Directions for this task: Write out all the material exactly. Leave nothing out.
+--
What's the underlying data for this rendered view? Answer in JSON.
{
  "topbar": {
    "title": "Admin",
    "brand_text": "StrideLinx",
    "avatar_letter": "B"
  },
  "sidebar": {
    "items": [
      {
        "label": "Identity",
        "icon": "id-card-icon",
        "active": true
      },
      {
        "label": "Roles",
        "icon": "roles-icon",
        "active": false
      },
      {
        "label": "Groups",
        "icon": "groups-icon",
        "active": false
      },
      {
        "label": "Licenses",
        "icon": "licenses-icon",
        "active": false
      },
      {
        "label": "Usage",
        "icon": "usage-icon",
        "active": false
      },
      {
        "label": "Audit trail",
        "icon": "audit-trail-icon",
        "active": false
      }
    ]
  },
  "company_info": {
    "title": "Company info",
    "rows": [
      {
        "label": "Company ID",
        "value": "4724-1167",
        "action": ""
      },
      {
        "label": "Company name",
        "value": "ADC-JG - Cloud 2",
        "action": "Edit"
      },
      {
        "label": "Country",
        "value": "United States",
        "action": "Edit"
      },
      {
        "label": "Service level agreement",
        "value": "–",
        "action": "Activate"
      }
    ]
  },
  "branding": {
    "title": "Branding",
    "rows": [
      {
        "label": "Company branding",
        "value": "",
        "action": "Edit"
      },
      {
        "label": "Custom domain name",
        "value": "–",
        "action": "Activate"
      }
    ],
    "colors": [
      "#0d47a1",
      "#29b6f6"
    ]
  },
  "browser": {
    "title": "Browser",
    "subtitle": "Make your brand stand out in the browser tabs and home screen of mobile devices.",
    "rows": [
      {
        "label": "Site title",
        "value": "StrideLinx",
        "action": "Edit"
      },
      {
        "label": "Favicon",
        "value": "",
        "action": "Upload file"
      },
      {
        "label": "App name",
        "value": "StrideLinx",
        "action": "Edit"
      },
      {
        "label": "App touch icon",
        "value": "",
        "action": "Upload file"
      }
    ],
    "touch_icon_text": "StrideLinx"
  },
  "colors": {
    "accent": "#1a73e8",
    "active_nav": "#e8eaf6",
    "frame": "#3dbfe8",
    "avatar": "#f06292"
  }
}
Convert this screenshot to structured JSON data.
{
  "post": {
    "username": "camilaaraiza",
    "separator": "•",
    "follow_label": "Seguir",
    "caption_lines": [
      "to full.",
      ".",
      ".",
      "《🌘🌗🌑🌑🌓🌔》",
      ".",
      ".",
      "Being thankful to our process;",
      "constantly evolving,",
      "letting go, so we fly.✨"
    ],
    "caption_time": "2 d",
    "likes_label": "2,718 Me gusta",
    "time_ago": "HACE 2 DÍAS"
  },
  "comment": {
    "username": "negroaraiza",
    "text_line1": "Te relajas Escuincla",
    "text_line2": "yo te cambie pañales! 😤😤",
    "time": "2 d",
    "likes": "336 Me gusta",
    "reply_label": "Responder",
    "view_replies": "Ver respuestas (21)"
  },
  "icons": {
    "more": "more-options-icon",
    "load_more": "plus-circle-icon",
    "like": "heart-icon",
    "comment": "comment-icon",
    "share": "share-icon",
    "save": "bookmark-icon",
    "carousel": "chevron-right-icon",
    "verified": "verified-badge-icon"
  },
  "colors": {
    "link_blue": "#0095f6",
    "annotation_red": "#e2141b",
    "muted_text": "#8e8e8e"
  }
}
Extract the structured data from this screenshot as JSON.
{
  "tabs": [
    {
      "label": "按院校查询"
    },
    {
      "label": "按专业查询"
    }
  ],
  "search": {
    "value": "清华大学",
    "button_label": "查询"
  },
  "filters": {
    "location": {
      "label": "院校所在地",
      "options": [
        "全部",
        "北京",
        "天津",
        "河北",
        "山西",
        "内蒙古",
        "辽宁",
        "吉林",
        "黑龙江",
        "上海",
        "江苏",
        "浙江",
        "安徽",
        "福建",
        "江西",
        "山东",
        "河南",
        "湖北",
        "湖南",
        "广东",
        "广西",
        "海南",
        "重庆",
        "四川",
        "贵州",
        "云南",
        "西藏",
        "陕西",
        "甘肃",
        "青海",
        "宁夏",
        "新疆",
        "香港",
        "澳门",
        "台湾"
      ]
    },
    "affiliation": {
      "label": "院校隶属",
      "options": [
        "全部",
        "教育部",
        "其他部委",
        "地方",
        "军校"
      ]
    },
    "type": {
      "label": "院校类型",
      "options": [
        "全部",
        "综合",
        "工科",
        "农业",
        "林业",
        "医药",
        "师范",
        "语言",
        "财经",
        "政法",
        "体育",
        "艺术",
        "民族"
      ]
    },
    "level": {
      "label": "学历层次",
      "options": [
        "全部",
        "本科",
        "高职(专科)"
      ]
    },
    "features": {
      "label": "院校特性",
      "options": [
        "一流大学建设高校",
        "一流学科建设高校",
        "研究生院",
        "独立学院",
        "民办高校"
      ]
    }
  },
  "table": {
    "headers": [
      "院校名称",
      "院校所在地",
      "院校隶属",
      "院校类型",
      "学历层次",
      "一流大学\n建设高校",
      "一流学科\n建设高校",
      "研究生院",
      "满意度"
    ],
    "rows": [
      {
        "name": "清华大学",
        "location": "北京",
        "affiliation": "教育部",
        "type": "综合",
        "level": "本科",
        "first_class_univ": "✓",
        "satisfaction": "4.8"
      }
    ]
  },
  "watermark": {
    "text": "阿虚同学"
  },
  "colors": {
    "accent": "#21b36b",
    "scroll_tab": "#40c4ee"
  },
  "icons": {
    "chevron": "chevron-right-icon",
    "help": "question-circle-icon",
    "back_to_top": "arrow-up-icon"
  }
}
+--
Output for this task:
What's the underlying data for this rendered view? Answer in JSON.
{
  "topbar": {
    "title": "Admin",
    "brand_text": "StrideLinx",
    "avatar_letter": "B"
  },
  "sidebar": {
    "items": [
      {
        "label": "Identity",
        "icon": "id-card-icon",
        "active": true
      },
      {
        "label": "Roles",
        "icon": "roles-icon",
        "active": false
      },
      {
        "label": "Groups",
        "icon": "groups-icon",
        "active": false
      },
      {
        "label": "Licenses",
        "icon": "licenses-icon",
        "active": false
      },
      {
        "label": "Usage",
        "icon": "usage-icon",
        "active": false
      },
      {
        "label": "Audit trail",
        "icon": "audit-trail-icon",
        "active": false
      }
    ]
  },
  "company_info": {
    "title": "Company info",
    "rows": [
      {
        "label": "Company ID",
        "value": "4724-1167",
        "action": ""
      },
      {
        "label": "Company name",
        "value": "ADC-JG - Cloud 2",
        "action": "Edit"
      },
      {
        "label": "Country",
        "value": "United States",
        "action": "Edit"
      },
      {
        "label": "Service level agreement",
        "value": "–",
        "action": "Activate"
      }
    ]
  },
  "branding": {
    "title": "Branding",
    "rows": [
      {
        "label": "Company branding",
        "value": "",
        "action": "Edit"
      },
      {
        "label": "Custom domain name",
        "value": "–",
        "action": "Activate"
      }
    ],
    "colors": [
      "#0d47a1",
      "#29b6f6"
    ]
  },
  "browser": {
    "title": "Browser",
    "subtitle": "Make your brand stand out in the browser tabs and home screen of mobile devices.",
    "rows": [
      {
        "label": "Site title",
        "value": "StrideLinx",
        "action": "Edit"
      },
      {
        "label": "Favicon",
        "value": "",
        "action": "Upload file"
      },
      {
        "label": "App name",
        "value": "StrideLinx",
        "action": "Edit"
      },
      {
        "label": "App touch icon",
        "value": "",
        "action": "Upload file"
      }
    ],
    "touch_icon_text": "StrideLinx"
  },
  "colors": {
    "accent": "#1a73e8",
    "active_nav": "#e8eaf6",
    "frame": "#3dbfe8",
    "avatar": "#f06292"
  }
}
Convert this screenshot to structured JSON data.
{
  "post": {
    "username": "camilaaraiza",
    "separator": "•",
    "follow_label": "Seguir",
    "caption_lines": [
      "to full.",
      ".",
      ".",
      "《🌘🌗🌑🌑🌓🌔》",
      ".",
      ".",
      "Being thankful to our process;",
      "constantly evolving,",
      "letting go, so we fly.✨"
    ],
    "caption_time": "2 d",
    "likes_label": "2,718 Me gusta",
    "time_ago": "HACE 2 DÍAS"
  },
  "comment": {
    "username": "negroaraiza",
    "text_line1": "Te relajas Escuincla",
    "text_line2": "yo te cambie pañales! 😤😤",
    "time": "2 d",
    "likes": "336 Me gusta",
    "reply_label": "Responder",
    "view_replies": "Ver respuestas (21)"
  },
  "icons": {
    "more": "more-options-icon",
    "load_more": "plus-circle-icon",
    "like": "heart-icon",
    "comment": "comment-icon",
    "share": "share-icon",
    "save": "bookmark-icon",
    "carousel": "chevron-right-icon",
    "verified": "verified-badge-icon"
  },
  "colors": {
    "link_blue": "#0095f6",
    "annotation_red": "#e2141b",
    "muted_text": "#8e8e8e"
  }
}
Extract the structured data from this screenshot as JSON.
{
  "tabs": [
    {
      "label": "按院校查询"
    },
    {
      "label": "按专业查询"
    }
  ],
  "search": {
    "value": "清华大学",
    "button_label": "查询"
  },
  "filters": {
    "location": {
      "label": "院校所在地",
      "options": [
        "全部",
        "北京",
        "天津",
        "河北",
        "山西",
        "内蒙古",
        "辽宁",
        "吉林",
        "黑龙江",
        "上海",
        "江苏",
        "浙江",
        "安徽",
        "福建",
        "江西",
        "山东",
        "河南",
        "湖北",
        "湖南",
        "广东",
        "广西",
        "海南",
        "重庆",
        "四川",
        "贵州",
        "云南",
        "西藏",
        "陕西",
        "甘肃",
        "青海",
        "宁夏",
        "新疆",
        "香港",
        "澳门",
        "台湾"
      ]
    },
    "affiliation": {
      "label": "院校隶属",
      "options": [
        "全部",
        "教育部",
        "其他部委",
        "地方",
        "军校"
      ]
    },
    "type": {
      "label": "院校类型",
      "options": [
        "全部",
        "综合",
        "工科",
        "农业",
        "林业",
        "医药",
        "师范",
        "语言",
        "财经",
        "政法",
        "体育",
        "艺术",
        "民族"
      ]
    },
    "level": {
      "label": "学历层次",
      "options": [
        "全部",
        "本科",
        "高职(专科)"
      ]
    },
    "features": {
      "label": "院校特性",
      "options": [
        "一流大学建设高校",
        "一流学科建设高校",
        "研究生院",
        "独立学院",
        "民办高校"
      ]
    }
  },
  "table": {
    "headers": [
      "院校名称",
      "院校所在地",
      "院校隶属",
      "院校类型",
      "学历层次",
      "一流大学\n建设高校",
      "一流学科\n建设高校",
      "研究生院",
      "满意度"
    ],
    "rows": [
      {
        "name": "清华大学",
        "location": "北京",
        "affiliation": "教育部",
        "type": "综合",
        "level": "本科",
        "first_class_univ": "✓",
        "satisfaction": "4.8"
      }
    ]
  },
  "watermark": {
    "text": "阿虚同学"
  },
  "colors": {
    "accent": "#21b36b",
    "scroll_tab": "#40c4ee"
  },
  "icons": {
    "chevron": "chevron-right-icon",
    "help": "question-circle-icon",
    "back_to_top": "arrow-up-icon"
  }
}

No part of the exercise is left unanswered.